- **What the exercise asks**: Gather up every line from the entries below that uses the word "screenshot".

- **Entries shown**:
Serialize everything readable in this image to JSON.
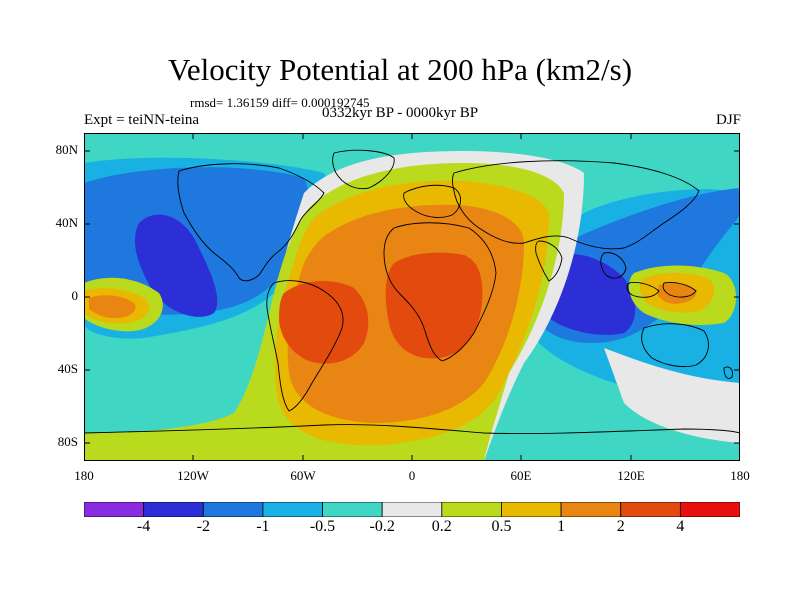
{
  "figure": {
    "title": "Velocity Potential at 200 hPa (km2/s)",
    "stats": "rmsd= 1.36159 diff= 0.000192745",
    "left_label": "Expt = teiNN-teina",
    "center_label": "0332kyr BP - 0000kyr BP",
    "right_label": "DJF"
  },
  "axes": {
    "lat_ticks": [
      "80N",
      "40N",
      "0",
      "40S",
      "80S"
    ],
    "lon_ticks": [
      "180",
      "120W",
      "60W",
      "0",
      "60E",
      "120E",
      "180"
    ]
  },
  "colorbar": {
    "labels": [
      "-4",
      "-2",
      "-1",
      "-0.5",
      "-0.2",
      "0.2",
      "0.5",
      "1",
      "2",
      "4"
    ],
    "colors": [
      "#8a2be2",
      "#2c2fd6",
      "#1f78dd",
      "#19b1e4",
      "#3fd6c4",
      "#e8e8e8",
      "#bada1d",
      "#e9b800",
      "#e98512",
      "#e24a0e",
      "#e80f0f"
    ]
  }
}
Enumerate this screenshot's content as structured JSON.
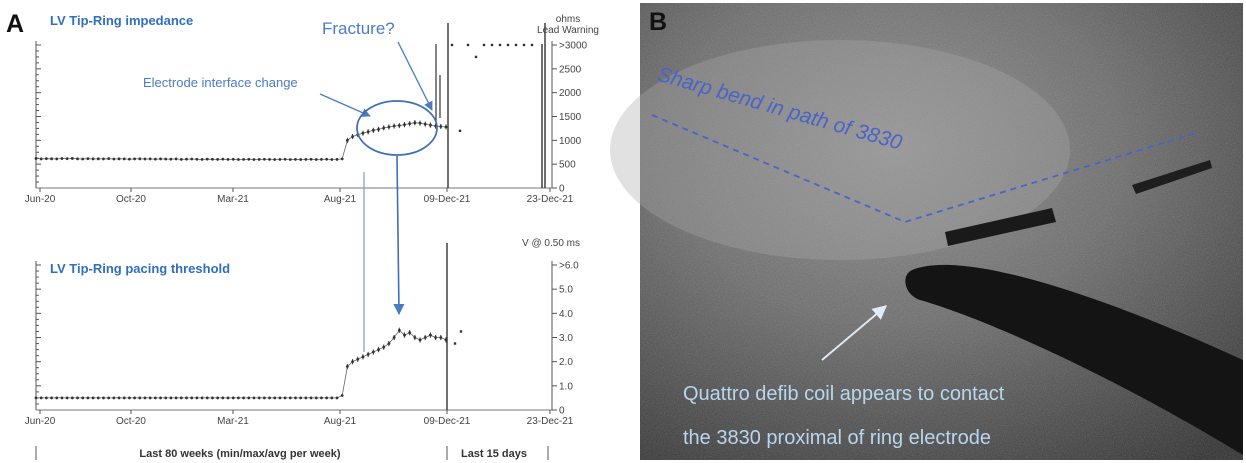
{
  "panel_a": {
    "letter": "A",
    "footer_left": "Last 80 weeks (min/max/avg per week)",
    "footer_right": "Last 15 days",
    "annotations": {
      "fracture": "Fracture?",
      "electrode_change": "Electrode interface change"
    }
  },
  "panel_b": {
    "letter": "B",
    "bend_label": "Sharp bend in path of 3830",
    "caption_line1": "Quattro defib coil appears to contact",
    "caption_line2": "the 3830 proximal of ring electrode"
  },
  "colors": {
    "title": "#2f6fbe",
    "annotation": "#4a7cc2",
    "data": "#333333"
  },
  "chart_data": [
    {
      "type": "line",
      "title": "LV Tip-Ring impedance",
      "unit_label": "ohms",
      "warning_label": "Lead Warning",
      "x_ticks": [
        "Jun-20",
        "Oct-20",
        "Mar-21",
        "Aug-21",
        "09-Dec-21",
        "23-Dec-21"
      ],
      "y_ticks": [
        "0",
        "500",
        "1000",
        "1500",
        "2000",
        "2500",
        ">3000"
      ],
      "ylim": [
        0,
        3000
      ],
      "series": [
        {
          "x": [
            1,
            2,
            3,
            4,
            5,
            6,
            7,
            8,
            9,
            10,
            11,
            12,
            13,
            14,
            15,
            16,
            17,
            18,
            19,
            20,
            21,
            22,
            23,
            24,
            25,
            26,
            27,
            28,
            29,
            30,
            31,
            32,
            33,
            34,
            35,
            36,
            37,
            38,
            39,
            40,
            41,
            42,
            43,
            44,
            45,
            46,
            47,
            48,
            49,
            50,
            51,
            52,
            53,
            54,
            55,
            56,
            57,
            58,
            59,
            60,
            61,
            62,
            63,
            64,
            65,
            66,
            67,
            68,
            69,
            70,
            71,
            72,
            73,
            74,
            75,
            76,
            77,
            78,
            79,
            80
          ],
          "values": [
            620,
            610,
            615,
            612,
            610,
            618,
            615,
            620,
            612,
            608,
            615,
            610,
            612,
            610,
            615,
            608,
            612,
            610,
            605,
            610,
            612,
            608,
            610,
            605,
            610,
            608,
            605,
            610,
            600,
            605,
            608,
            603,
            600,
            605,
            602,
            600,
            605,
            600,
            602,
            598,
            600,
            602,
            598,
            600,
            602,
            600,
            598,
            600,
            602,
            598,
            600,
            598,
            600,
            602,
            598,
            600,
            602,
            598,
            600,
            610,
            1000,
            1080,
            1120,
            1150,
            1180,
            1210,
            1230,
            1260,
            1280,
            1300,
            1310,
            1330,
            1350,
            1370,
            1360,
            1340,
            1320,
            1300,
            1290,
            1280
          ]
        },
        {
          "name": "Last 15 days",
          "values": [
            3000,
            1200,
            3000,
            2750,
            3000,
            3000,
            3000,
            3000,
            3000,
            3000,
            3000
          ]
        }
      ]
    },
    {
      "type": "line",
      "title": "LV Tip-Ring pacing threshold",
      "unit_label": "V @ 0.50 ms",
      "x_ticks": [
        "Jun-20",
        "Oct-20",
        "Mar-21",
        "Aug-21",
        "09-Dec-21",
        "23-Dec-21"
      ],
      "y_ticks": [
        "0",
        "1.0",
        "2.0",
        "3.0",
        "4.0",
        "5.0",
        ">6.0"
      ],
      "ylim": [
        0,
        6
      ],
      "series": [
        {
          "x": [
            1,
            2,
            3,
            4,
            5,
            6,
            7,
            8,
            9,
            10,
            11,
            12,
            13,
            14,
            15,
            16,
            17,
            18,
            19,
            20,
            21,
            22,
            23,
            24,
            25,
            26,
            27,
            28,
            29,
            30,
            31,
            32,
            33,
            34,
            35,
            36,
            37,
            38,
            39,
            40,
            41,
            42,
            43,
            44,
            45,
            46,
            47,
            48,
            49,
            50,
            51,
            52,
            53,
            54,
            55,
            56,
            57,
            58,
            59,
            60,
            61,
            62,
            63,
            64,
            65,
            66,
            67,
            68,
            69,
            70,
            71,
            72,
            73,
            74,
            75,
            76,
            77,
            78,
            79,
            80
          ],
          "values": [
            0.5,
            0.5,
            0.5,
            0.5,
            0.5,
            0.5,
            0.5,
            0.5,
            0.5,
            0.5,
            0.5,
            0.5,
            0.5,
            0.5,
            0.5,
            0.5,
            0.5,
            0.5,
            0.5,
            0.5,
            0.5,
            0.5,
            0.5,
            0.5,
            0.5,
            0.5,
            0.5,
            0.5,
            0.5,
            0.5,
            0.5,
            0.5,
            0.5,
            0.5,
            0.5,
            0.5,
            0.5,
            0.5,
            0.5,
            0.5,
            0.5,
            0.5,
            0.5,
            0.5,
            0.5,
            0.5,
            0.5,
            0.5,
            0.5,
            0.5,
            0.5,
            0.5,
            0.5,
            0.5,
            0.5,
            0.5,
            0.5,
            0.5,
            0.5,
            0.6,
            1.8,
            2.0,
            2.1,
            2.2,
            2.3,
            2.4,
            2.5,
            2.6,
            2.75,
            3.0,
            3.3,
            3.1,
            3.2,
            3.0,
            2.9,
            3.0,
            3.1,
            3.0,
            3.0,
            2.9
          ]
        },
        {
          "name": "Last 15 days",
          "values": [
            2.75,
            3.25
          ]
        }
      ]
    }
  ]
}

...

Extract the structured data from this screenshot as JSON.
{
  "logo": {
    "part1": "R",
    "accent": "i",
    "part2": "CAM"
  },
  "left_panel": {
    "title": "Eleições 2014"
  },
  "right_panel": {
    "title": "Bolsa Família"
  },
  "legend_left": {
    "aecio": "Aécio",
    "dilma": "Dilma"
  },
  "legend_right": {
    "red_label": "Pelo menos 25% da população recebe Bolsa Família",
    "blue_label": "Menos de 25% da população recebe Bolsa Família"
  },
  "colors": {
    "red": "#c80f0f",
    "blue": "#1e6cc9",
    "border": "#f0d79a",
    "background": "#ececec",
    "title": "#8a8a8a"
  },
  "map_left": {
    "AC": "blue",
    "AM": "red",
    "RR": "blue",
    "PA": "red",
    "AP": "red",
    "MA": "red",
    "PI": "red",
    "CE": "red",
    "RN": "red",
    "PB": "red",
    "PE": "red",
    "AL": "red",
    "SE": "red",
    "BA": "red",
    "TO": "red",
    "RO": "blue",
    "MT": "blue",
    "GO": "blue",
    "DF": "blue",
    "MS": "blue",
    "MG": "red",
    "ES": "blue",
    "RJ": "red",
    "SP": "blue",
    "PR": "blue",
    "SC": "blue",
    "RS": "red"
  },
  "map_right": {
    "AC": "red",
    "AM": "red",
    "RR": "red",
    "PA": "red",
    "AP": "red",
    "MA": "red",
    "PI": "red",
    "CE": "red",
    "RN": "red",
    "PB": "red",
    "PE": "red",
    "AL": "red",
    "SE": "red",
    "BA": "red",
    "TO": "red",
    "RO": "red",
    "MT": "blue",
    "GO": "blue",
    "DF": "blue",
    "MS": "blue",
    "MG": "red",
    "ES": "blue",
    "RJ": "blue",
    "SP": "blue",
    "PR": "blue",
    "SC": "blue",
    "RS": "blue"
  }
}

- **Solution for this exercise**:
Enumerate this screenshot's content as structured JSON.
Extract the structured data from this screenshot as JSON.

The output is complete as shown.